▸ **EXERCISE**
Gather the lines that hold the string "background".

Saved data entries
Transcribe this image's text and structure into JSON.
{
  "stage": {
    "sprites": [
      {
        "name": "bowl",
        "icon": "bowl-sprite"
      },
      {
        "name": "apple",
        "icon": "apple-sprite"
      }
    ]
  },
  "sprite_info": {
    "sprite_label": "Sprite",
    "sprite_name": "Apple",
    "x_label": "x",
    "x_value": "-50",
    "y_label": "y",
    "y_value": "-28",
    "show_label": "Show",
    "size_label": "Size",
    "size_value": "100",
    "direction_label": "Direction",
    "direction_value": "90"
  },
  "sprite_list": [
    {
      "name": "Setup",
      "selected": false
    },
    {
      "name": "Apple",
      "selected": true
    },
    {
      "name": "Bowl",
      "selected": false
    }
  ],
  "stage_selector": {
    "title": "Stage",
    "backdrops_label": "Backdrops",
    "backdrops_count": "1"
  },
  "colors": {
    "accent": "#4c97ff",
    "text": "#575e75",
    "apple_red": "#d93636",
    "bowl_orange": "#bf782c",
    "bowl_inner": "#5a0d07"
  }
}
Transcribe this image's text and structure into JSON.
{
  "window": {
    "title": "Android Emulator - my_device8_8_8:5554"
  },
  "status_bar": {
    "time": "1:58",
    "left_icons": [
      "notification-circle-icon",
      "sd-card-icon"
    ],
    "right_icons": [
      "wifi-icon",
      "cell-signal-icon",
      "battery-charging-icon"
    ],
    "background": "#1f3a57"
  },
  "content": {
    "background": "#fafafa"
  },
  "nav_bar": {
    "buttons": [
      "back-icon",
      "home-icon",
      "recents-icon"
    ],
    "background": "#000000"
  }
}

...

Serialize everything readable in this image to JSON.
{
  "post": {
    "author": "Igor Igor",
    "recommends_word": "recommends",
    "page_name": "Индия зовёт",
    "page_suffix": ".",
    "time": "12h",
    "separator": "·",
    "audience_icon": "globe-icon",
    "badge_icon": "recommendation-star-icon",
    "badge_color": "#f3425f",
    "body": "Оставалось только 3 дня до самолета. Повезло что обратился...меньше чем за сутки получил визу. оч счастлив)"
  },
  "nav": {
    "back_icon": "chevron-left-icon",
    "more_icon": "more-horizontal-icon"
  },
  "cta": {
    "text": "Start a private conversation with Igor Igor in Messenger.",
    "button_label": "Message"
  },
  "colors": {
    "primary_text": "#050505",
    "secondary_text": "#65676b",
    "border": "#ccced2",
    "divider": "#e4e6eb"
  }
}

---

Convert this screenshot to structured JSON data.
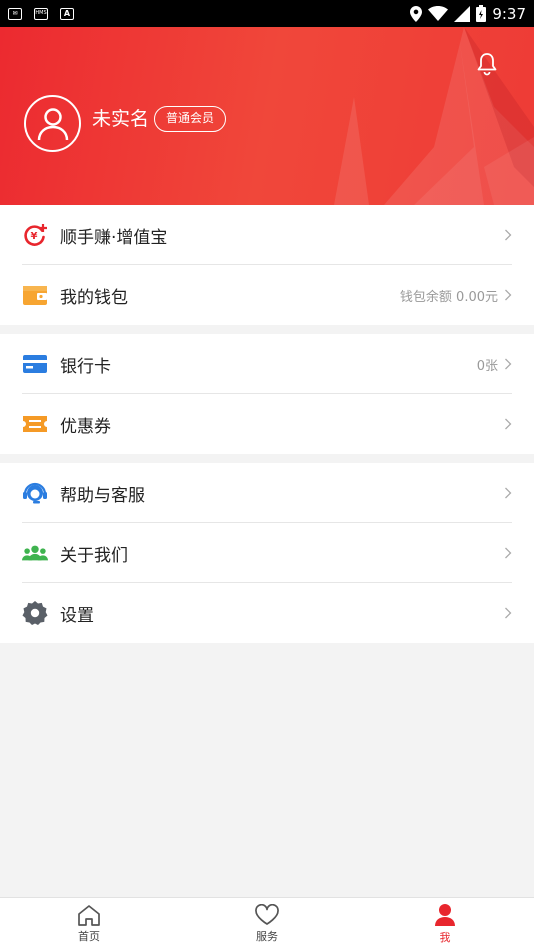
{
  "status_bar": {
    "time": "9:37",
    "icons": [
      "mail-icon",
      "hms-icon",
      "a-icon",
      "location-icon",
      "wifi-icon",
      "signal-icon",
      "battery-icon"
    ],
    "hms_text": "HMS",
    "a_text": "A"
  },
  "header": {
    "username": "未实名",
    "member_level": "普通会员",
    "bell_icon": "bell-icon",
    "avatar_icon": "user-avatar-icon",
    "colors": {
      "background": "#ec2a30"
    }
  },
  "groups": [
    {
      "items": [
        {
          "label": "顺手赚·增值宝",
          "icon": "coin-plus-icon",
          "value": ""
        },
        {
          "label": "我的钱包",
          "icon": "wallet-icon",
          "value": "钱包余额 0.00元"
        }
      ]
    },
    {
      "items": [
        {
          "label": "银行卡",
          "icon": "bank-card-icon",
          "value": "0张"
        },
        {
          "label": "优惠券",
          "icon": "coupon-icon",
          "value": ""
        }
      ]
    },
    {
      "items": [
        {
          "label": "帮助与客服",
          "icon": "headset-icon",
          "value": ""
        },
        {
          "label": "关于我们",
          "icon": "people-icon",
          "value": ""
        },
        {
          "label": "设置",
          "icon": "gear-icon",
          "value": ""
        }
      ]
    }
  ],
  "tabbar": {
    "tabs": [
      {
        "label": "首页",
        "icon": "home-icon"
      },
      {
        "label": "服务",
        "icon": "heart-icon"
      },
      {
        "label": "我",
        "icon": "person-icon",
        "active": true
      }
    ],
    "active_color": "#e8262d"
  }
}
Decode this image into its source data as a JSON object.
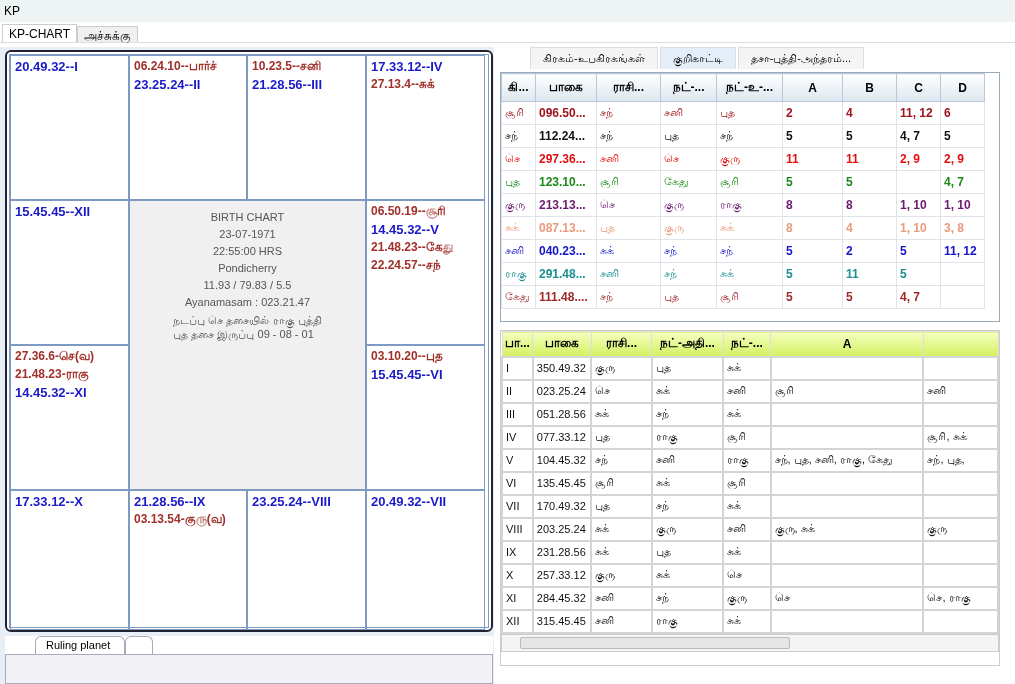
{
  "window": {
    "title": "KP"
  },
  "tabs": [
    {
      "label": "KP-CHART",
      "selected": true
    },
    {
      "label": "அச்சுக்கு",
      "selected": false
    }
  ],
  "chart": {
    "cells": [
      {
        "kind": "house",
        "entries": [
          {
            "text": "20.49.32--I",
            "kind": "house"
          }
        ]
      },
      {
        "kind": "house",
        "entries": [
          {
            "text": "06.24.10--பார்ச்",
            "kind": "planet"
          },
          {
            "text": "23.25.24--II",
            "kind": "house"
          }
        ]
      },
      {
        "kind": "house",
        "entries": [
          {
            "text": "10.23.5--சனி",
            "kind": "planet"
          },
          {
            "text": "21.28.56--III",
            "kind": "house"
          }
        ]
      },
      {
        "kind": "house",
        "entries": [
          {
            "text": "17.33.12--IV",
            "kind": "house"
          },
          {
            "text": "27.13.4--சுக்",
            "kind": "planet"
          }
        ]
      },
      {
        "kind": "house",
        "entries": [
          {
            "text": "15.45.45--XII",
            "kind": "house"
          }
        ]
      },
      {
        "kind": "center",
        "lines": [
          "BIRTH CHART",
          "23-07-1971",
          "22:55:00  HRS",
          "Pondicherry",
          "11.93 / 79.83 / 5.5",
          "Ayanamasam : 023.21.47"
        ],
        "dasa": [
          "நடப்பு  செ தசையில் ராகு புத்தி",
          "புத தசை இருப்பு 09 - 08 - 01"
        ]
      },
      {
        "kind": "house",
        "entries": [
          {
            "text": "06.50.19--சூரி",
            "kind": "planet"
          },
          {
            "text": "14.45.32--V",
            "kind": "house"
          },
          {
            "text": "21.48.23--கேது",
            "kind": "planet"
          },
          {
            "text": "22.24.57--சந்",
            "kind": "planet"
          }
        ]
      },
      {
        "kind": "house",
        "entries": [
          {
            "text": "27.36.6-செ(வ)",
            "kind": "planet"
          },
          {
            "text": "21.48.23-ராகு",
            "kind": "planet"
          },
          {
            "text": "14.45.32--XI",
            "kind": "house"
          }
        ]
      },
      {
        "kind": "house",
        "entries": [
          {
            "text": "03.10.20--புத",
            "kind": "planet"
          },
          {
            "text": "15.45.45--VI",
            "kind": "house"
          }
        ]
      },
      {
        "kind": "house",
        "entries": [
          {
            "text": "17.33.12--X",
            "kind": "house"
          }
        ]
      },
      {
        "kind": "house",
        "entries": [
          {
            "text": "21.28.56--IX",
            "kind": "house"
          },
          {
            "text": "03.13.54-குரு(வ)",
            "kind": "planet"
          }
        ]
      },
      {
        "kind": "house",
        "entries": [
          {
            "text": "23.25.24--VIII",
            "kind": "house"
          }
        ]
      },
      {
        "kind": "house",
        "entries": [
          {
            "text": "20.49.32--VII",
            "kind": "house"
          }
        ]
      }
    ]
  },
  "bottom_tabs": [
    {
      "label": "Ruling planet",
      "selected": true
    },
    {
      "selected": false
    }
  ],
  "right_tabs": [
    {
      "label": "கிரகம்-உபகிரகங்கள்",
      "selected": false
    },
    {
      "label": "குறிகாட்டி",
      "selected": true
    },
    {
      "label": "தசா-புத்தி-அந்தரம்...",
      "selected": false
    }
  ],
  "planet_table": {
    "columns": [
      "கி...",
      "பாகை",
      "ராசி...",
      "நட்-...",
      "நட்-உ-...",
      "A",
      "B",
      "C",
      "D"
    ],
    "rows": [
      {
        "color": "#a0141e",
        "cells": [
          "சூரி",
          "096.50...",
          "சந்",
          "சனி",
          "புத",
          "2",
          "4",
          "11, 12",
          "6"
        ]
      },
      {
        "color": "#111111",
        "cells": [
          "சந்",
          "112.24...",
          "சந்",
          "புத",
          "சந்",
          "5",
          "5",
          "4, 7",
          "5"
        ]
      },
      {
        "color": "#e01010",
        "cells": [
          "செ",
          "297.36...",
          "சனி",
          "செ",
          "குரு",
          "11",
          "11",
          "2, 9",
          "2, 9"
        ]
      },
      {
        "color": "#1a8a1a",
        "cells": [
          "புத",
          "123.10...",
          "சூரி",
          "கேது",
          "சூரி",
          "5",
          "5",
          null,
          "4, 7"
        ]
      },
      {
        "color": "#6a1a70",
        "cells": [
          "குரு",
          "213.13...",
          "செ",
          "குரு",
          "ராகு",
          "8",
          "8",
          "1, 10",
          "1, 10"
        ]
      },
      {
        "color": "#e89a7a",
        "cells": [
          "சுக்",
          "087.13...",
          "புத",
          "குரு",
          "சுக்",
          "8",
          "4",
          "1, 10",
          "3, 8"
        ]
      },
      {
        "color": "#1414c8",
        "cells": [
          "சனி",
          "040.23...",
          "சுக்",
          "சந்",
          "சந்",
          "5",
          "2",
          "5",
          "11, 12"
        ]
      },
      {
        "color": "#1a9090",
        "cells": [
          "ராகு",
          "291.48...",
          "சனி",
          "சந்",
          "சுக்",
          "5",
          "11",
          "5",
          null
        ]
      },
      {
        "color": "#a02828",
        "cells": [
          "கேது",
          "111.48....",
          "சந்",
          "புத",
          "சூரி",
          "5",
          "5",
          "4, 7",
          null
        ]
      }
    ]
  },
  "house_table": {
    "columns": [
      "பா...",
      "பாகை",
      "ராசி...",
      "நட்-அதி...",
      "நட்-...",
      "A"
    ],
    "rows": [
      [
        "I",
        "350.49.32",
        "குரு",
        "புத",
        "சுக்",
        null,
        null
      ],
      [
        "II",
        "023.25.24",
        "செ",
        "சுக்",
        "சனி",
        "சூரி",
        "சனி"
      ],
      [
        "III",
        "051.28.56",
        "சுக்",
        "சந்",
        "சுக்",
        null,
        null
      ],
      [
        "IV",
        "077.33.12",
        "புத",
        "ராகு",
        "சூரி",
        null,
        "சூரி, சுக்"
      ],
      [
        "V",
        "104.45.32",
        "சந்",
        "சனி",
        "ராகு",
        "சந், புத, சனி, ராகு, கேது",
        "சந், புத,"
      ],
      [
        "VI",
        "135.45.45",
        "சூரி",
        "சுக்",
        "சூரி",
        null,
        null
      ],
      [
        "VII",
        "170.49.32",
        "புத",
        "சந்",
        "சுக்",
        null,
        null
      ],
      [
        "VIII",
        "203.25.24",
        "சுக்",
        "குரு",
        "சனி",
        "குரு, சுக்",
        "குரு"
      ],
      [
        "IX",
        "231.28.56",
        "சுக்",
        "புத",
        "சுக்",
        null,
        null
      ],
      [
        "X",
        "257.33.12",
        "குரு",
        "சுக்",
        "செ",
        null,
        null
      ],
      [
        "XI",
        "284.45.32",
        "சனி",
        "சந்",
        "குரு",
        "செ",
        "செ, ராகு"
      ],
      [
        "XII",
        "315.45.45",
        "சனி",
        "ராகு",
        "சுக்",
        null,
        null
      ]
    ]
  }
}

▸ **SOLUTION TO THIS PROBLEM**
    "background": "#1f3a57"
    "background": "#fafafa"
    "background": "#000000"
      "background": "#ec2a30"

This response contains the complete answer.